- To be done -
Find the lines with the string "JSON" and return them.

- The input -
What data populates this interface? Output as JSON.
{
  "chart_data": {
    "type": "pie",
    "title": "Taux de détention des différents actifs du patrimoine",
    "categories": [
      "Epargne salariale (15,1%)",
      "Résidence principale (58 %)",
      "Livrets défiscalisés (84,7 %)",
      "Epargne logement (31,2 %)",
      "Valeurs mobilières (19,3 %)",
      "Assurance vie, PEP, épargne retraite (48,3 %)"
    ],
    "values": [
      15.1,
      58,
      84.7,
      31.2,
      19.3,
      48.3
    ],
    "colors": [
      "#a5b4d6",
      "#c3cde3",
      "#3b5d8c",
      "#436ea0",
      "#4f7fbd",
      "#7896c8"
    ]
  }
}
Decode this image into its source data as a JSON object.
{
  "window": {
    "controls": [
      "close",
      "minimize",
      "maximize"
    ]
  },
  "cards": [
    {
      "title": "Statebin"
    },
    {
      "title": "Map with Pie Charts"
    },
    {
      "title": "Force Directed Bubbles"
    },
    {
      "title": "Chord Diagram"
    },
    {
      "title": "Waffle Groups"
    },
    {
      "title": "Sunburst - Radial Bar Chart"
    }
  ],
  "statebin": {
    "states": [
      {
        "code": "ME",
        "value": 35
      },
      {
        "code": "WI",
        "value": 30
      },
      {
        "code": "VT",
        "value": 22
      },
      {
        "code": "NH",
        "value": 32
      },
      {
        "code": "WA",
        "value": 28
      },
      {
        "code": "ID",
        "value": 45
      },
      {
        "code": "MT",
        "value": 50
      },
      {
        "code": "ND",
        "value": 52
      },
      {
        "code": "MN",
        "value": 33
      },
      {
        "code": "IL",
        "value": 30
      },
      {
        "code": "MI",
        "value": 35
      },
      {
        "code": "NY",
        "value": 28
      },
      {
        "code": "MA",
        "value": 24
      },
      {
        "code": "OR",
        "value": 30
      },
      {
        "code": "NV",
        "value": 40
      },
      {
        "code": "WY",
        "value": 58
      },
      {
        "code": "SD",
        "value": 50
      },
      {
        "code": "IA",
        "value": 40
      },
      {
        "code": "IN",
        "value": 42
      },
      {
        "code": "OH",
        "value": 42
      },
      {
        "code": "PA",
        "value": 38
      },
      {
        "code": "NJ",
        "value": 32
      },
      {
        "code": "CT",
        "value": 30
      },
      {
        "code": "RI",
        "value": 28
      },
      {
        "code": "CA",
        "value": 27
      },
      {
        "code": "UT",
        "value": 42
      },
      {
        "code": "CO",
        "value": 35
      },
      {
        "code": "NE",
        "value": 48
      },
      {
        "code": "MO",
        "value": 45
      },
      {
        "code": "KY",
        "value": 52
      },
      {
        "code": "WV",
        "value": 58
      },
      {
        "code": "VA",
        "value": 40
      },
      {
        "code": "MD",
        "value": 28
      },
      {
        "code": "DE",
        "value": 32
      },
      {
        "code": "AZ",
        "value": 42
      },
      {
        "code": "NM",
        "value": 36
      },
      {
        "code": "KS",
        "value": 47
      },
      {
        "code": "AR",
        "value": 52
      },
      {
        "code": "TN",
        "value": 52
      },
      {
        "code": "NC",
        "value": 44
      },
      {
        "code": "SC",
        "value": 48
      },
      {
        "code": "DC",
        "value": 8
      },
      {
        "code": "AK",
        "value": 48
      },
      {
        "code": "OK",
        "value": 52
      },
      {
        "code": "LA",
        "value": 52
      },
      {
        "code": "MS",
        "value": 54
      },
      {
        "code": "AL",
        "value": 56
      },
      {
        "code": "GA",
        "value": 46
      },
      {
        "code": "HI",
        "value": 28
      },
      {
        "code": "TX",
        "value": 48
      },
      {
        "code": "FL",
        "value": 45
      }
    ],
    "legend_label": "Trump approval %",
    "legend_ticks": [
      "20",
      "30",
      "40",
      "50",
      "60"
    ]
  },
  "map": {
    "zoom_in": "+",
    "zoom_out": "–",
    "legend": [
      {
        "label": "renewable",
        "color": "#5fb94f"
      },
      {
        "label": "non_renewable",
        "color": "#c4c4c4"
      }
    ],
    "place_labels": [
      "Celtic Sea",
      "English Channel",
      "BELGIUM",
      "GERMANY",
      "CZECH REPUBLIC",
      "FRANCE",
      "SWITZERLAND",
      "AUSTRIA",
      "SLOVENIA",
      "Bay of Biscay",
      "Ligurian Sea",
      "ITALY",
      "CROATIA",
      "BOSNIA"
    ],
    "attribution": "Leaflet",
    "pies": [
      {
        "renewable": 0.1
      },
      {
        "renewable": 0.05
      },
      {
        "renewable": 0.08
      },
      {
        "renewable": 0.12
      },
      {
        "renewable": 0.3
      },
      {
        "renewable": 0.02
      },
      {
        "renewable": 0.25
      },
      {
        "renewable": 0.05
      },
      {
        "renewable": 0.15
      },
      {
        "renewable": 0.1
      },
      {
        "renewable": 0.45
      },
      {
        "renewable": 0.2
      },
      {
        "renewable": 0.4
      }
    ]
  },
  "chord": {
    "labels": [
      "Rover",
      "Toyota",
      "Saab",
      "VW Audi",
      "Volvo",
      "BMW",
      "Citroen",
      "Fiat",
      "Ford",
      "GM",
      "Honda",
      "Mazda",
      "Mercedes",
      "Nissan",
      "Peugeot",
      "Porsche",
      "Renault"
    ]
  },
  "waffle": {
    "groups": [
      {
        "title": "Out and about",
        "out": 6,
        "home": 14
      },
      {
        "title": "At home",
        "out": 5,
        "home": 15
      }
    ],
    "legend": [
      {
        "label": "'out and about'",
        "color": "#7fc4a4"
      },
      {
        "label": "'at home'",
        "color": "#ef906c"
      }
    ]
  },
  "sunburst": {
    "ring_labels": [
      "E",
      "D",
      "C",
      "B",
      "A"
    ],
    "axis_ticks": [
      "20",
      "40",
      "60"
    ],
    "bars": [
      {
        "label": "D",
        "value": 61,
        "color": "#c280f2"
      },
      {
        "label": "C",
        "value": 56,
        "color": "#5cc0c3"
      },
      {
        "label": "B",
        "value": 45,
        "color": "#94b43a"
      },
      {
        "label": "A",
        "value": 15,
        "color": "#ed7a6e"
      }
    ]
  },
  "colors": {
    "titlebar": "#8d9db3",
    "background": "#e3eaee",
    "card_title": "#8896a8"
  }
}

- Result of the task -
What data populates this interface? Output as JSON.
Decode this image into its source data as a JSON object.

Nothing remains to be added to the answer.